◆ **THE REQUEST**
Edit the items below by putting "read-more-text" wherever "read-more-label" appears, and keep every other part of each line the same.

Records from a data source
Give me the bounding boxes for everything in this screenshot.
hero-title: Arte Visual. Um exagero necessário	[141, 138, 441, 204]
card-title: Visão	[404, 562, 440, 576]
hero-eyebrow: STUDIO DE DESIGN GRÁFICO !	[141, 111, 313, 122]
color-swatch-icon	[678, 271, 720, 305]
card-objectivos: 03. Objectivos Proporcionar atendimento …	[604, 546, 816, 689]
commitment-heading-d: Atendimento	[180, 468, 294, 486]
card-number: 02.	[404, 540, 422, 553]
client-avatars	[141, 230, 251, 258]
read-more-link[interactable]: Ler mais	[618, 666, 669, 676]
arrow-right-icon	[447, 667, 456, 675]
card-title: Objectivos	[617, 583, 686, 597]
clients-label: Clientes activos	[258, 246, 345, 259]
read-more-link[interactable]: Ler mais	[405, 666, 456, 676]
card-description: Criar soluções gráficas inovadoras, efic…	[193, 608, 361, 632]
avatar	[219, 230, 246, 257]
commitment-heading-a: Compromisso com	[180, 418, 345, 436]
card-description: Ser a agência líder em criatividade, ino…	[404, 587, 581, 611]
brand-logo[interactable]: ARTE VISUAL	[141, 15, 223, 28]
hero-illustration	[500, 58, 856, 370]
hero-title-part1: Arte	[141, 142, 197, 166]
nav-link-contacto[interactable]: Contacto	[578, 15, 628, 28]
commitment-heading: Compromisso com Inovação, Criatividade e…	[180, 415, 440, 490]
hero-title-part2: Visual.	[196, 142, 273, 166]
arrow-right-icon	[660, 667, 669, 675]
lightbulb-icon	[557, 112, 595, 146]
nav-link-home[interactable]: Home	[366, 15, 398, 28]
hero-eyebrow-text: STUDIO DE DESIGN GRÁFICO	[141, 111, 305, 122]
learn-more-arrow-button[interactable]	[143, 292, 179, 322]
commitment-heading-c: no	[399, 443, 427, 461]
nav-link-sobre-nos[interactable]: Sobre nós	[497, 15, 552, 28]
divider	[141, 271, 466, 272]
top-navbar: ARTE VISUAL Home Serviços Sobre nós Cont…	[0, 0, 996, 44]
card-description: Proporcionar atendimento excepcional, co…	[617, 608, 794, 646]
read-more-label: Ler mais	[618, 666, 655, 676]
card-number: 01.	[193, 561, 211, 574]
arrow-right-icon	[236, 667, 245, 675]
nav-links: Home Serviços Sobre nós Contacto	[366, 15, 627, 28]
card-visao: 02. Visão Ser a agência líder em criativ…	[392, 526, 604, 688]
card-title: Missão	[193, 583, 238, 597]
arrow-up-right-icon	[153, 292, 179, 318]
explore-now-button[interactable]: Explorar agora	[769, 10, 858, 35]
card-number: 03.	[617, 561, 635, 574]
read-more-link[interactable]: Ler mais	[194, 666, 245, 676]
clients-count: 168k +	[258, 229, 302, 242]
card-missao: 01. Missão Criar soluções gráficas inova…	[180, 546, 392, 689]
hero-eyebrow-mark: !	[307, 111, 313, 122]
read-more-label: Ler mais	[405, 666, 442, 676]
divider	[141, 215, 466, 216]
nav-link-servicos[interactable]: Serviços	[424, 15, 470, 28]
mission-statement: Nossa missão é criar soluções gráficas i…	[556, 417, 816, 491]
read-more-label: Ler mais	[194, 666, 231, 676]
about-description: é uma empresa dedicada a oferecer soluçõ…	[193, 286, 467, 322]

◆ **ANSWER FOR THE TASK**
Give me the bounding boxes for everything in this screenshot.
hero-title: Arte Visual. Um exagero necessário	[141, 138, 441, 204]
card-title: Visão	[404, 562, 440, 576]
hero-eyebrow: STUDIO DE DESIGN GRÁFICO !	[141, 111, 313, 122]
color-swatch-icon	[678, 271, 720, 305]
card-objectivos: 03. Objectivos Proporcionar atendimento …	[604, 546, 816, 689]
commitment-heading-d: Atendimento	[180, 468, 294, 486]
card-number: 02.	[404, 540, 422, 553]
client-avatars	[141, 230, 251, 258]
read-more-link[interactable]: Ler mais	[618, 666, 669, 676]
arrow-right-icon	[447, 667, 456, 675]
card-title: Objectivos	[617, 583, 686, 597]
clients-label: Clientes activos	[258, 246, 345, 259]
read-more-link[interactable]: Ler mais	[405, 666, 456, 676]
card-description: Criar soluções gráficas inovadoras, efic…	[193, 608, 361, 632]
avatar	[219, 230, 246, 257]
commitment-heading-a: Compromisso com	[180, 418, 345, 436]
card-description: Ser a agência líder em criatividade, ino…	[404, 587, 581, 611]
brand-logo[interactable]: ARTE VISUAL	[141, 15, 223, 28]
hero-illustration	[500, 58, 856, 370]
hero-title-part1: Arte	[141, 142, 197, 166]
nav-link-contacto[interactable]: Contacto	[578, 15, 628, 28]
commitment-heading: Compromisso com Inovação, Criatividade e…	[180, 415, 440, 490]
hero-title-part2: Visual.	[196, 142, 273, 166]
arrow-right-icon	[660, 667, 669, 675]
lightbulb-icon	[557, 112, 595, 146]
nav-link-home[interactable]: Home	[366, 15, 398, 28]
hero-eyebrow-text: STUDIO DE DESIGN GRÁFICO	[141, 111, 305, 122]
learn-more-arrow-button[interactable]	[143, 292, 179, 322]
commitment-heading-c: no	[399, 443, 427, 461]
nav-link-sobre-nos[interactable]: Sobre nós	[497, 15, 552, 28]
divider	[141, 271, 466, 272]
top-navbar: ARTE VISUAL Home Serviços Sobre nós Cont…	[0, 0, 996, 44]
card-description: Proporcionar atendimento excepcional, co…	[617, 608, 794, 646]
read-more-text: Ler mais	[618, 666, 655, 676]
card-number: 01.	[193, 561, 211, 574]
arrow-right-icon	[236, 667, 245, 675]
nav-links: Home Serviços Sobre nós Contacto	[366, 15, 627, 28]
card-visao: 02. Visão Ser a agência líder em criativ…	[392, 526, 604, 688]
card-title: Missão	[193, 583, 238, 597]
arrow-up-right-icon	[153, 292, 179, 318]
explore-now-button[interactable]: Explorar agora	[769, 10, 858, 35]
card-number: 03.	[617, 561, 635, 574]
read-more-link[interactable]: Ler mais	[194, 666, 245, 676]
clients-count: 168k +	[258, 229, 302, 242]
card-missao: 01. Missão Criar soluções gráficas inova…	[180, 546, 392, 689]
hero-eyebrow-mark: !	[307, 111, 313, 122]
read-more-text: Ler mais	[405, 666, 442, 676]
divider	[141, 215, 466, 216]
nav-link-servicos[interactable]: Serviços	[424, 15, 470, 28]
mission-statement: Nossa missão é criar soluções gráficas i…	[556, 417, 816, 491]
read-more-text: Ler mais	[194, 666, 231, 676]
about-description: é uma empresa dedicada a oferecer soluçõ…	[193, 286, 467, 322]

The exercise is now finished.